**Provided data**.
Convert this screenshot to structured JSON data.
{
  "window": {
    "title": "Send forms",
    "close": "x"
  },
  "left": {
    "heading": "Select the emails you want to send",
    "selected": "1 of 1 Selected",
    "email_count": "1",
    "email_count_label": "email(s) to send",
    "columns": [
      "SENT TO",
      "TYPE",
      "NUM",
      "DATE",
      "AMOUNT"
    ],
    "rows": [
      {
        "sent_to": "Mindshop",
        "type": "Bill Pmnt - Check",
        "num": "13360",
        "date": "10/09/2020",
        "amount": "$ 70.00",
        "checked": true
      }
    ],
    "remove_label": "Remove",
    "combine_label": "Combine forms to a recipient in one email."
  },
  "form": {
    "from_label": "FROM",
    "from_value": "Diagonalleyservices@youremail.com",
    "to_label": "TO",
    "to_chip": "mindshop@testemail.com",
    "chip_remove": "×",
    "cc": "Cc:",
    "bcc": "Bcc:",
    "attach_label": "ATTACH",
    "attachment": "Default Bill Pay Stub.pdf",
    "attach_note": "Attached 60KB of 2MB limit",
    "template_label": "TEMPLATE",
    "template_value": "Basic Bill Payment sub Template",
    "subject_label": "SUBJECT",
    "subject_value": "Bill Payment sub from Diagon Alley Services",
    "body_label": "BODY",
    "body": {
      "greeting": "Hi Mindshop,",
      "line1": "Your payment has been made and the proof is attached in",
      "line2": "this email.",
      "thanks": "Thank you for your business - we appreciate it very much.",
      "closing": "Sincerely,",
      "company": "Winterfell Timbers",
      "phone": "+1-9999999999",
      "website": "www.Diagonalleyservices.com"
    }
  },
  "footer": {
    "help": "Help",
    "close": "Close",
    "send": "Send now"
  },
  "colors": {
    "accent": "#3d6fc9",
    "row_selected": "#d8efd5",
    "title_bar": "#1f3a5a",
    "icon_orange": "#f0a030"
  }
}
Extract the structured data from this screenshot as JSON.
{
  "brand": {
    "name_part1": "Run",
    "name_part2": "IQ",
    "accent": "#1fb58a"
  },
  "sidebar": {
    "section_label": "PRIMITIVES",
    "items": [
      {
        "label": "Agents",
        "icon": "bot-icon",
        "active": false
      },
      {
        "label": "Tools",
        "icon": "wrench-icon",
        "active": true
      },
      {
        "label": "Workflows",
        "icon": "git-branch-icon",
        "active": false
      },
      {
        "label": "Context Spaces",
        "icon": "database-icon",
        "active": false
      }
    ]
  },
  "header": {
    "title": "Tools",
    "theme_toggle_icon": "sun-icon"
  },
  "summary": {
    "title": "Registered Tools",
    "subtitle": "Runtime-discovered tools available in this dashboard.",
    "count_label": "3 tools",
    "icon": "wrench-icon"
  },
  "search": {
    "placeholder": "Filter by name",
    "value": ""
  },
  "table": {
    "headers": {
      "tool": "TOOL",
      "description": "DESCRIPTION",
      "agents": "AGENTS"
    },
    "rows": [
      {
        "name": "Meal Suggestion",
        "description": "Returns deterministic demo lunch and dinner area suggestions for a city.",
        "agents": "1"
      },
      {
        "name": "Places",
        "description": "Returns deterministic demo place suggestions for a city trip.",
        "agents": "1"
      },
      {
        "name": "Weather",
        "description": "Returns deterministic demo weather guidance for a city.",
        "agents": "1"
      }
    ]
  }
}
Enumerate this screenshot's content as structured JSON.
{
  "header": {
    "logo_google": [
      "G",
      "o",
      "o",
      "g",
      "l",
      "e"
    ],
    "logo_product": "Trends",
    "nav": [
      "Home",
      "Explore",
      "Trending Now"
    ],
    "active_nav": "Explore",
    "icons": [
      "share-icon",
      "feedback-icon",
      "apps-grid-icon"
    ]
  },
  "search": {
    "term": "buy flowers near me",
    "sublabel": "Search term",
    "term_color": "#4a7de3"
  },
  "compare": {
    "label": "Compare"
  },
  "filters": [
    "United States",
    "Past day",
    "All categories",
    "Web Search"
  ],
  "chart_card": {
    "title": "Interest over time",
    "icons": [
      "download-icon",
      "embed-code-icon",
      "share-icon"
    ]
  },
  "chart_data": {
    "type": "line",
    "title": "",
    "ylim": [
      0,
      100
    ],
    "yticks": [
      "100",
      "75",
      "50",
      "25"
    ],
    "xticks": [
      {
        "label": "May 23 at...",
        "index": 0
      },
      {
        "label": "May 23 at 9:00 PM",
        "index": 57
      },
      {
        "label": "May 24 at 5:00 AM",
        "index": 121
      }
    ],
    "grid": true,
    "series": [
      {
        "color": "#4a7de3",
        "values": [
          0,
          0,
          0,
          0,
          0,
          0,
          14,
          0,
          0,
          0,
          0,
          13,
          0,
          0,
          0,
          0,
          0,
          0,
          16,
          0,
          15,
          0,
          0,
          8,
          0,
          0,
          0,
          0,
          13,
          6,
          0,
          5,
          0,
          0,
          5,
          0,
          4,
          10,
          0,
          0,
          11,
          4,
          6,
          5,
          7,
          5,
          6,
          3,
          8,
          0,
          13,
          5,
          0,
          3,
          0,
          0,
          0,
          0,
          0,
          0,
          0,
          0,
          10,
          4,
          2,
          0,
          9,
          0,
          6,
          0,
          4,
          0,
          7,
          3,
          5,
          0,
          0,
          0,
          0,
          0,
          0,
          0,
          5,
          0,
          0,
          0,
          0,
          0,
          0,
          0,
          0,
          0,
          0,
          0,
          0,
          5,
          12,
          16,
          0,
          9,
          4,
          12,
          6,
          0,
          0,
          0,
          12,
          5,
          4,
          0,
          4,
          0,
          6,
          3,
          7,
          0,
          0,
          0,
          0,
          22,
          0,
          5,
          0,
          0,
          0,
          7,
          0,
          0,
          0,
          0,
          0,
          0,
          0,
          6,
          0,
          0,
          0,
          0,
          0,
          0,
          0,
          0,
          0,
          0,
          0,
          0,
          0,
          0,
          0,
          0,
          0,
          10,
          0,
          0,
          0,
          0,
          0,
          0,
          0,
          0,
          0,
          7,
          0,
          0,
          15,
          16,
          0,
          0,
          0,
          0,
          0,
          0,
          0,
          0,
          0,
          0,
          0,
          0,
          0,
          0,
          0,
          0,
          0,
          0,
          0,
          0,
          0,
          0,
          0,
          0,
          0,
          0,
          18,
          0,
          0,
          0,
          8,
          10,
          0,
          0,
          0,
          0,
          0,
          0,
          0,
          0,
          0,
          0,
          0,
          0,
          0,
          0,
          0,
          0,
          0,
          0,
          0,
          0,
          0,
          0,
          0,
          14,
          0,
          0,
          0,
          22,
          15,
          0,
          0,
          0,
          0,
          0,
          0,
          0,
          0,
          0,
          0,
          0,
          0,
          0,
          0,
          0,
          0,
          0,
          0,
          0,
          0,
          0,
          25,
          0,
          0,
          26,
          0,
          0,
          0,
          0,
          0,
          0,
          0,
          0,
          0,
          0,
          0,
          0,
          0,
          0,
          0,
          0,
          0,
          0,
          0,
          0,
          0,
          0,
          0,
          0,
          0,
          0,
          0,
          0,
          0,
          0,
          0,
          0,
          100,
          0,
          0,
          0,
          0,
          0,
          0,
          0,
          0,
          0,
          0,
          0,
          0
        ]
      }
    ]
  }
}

**Your objective**. Type out the material again exactly as presented.

**Finished answer**.
Convert this screenshot to structured JSON data.
{
  "window": {
    "title": "Send forms",
    "close": "x"
  },
  "left": {
    "heading": "Select the emails you want to send",
    "selected": "1 of 1 Selected",
    "email_count": "1",
    "email_count_label": "email(s) to send",
    "columns": [
      "SENT TO",
      "TYPE",
      "NUM",
      "DATE",
      "AMOUNT"
    ],
    "rows": [
      {
        "sent_to": "Mindshop",
        "type": "Bill Pmnt - Check",
        "num": "13360",
        "date": "10/09/2020",
        "amount": "$ 70.00",
        "checked": true
      }
    ],
    "remove_label": "Remove",
    "combine_label": "Combine forms to a recipient in one email."
  },
  "form": {
    "from_label": "FROM",
    "from_value": "Diagonalleyservices@youremail.com",
    "to_label": "TO",
    "to_chip": "mindshop@testemail.com",
    "chip_remove": "×",
    "cc": "Cc:",
    "bcc": "Bcc:",
    "attach_label": "ATTACH",
    "attachment": "Default Bill Pay Stub.pdf",
    "attach_note": "Attached 60KB of 2MB limit",
    "template_label": "TEMPLATE",
    "template_value": "Basic Bill Payment sub Template",
    "subject_label": "SUBJECT",
    "subject_value": "Bill Payment sub from Diagon Alley Services",
    "body_label": "BODY",
    "body": {
      "greeting": "Hi Mindshop,",
      "line1": "Your payment has been made and the proof is attached in",
      "line2": "this email.",
      "thanks": "Thank you for your business - we appreciate it very much.",
      "closing": "Sincerely,",
      "company": "Winterfell Timbers",
      "phone": "+1-9999999999",
      "website": "www.Diagonalleyservices.com"
    }
  },
  "footer": {
    "help": "Help",
    "close": "Close",
    "send": "Send now"
  },
  "colors": {
    "accent": "#3d6fc9",
    "row_selected": "#d8efd5",
    "title_bar": "#1f3a5a",
    "icon_orange": "#f0a030"
  }
}
Extract the structured data from this screenshot as JSON.
{
  "brand": {
    "name_part1": "Run",
    "name_part2": "IQ",
    "accent": "#1fb58a"
  },
  "sidebar": {
    "section_label": "PRIMITIVES",
    "items": [
      {
        "label": "Agents",
        "icon": "bot-icon",
        "active": false
      },
      {
        "label": "Tools",
        "icon": "wrench-icon",
        "active": true
      },
      {
        "label": "Workflows",
        "icon": "git-branch-icon",
        "active": false
      },
      {
        "label": "Context Spaces",
        "icon": "database-icon",
        "active": false
      }
    ]
  },
  "header": {
    "title": "Tools",
    "theme_toggle_icon": "sun-icon"
  },
  "summary": {
    "title": "Registered Tools",
    "subtitle": "Runtime-discovered tools available in this dashboard.",
    "count_label": "3 tools",
    "icon": "wrench-icon"
  },
  "search": {
    "placeholder": "Filter by name",
    "value": ""
  },
  "table": {
    "headers": {
      "tool": "TOOL",
      "description": "DESCRIPTION",
      "agents": "AGENTS"
    },
    "rows": [
      {
        "name": "Meal Suggestion",
        "description": "Returns deterministic demo lunch and dinner area suggestions for a city.",
        "agents": "1"
      },
      {
        "name": "Places",
        "description": "Returns deterministic demo place suggestions for a city trip.",
        "agents": "1"
      },
      {
        "name": "Weather",
        "description": "Returns deterministic demo weather guidance for a city.",
        "agents": "1"
      }
    ]
  }
}
Enumerate this screenshot's content as structured JSON.
{
  "header": {
    "logo_google": [
      "G",
      "o",
      "o",
      "g",
      "l",
      "e"
    ],
    "logo_product": "Trends",
    "nav": [
      "Home",
      "Explore",
      "Trending Now"
    ],
    "active_nav": "Explore",
    "icons": [
      "share-icon",
      "feedback-icon",
      "apps-grid-icon"
    ]
  },
  "search": {
    "term": "buy flowers near me",
    "sublabel": "Search term",
    "term_color": "#4a7de3"
  },
  "compare": {
    "label": "Compare"
  },
  "filters": [
    "United States",
    "Past day",
    "All categories",
    "Web Search"
  ],
  "chart_card": {
    "title": "Interest over time",
    "icons": [
      "download-icon",
      "embed-code-icon",
      "share-icon"
    ]
  },
  "chart_data": {
    "type": "line",
    "title": "",
    "ylim": [
      0,
      100
    ],
    "yticks": [
      "100",
      "75",
      "50",
      "25"
    ],
    "xticks": [
      {
        "label": "May 23 at...",
        "index": 0
      },
      {
        "label": "May 23 at 9:00 PM",
        "index": 57
      },
      {
        "label": "May 24 at 5:00 AM",
        "index": 121
      }
    ],
    "grid": true,
    "series": [
      {
        "color": "#4a7de3",
        "values": [
          0,
          0,
          0,
          0,
          0,
          0,
          14,
          0,
          0,
          0,
          0,
          13,
          0,
          0,
          0,
          0,
          0,
          0,
          16,
          0,
          15,
          0,
          0,
          8,
          0,
          0,
          0,
          0,
          13,
          6,
          0,
          5,
          0,
          0,
          5,
          0,
          4,
          10,
          0,
          0,
          11,
          4,
          6,
          5,
          7,
          5,
          6,
          3,
          8,
          0,
          13,
          5,
          0,
          3,
          0,
          0,
          0,
          0,
          0,
          0,
          0,
          0,
          10,
          4,
          2,
          0,
          9,
          0,
          6,
          0,
          4,
          0,
          7,
          3,
          5,
          0,
          0,
          0,
          0,
          0,
          0,
          0,
          5,
          0,
          0,
          0,
          0,
          0,
          0,
          0,
          0,
          0,
          0,
          0,
          0,
          5,
          12,
          16,
          0,
          9,
          4,
          12,
          6,
          0,
          0,
          0,
          12,
          5,
          4,
          0,
          4,
          0,
          6,
          3,
          7,
          0,
          0,
          0,
          0,
          22,
          0,
          5,
          0,
          0,
          0,
          7,
          0,
          0,
          0,
          0,
          0,
          0,
          0,
          6,
          0,
          0,
          0,
          0,
          0,
          0,
          0,
          0,
          0,
          0,
          0,
          0,
          0,
          0,
          0,
          0,
          0,
          10,
          0,
          0,
          0,
          0,
          0,
          0,
          0,
          0,
          0,
          7,
          0,
          0,
          15,
          16,
          0,
          0,
          0,
          0,
          0,
          0,
          0,
          0,
          0,
          0,
          0,
          0,
          0,
          0,
          0,
          0,
          0,
          0,
          0,
          0,
          0,
          0,
          0,
          0,
          0,
          0,
          18,
          0,
          0,
          0,
          8,
          10,
          0,
          0,
          0,
          0,
          0,
          0,
          0,
          0,
          0,
          0,
          0,
          0,
          0,
          0,
          0,
          0,
          0,
          0,
          0,
          0,
          0,
          0,
          0,
          14,
          0,
          0,
          0,
          22,
          15,
          0,
          0,
          0,
          0,
          0,
          0,
          0,
          0,
          0,
          0,
          0,
          0,
          0,
          0,
          0,
          0,
          0,
          0,
          0,
          0,
          0,
          25,
          0,
          0,
          26,
          0,
          0,
          0,
          0,
          0,
          0,
          0,
          0,
          0,
          0,
          0,
          0,
          0,
          0,
          0,
          0,
          0,
          0,
          0,
          0,
          0,
          0,
          0,
          0,
          0,
          0,
          0,
          0,
          0,
          0,
          0,
          0,
          100,
          0,
          0,
          0,
          0,
          0,
          0,
          0,
          0,
          0,
          0,
          0,
          0
        ]
      }
    ]
  }
}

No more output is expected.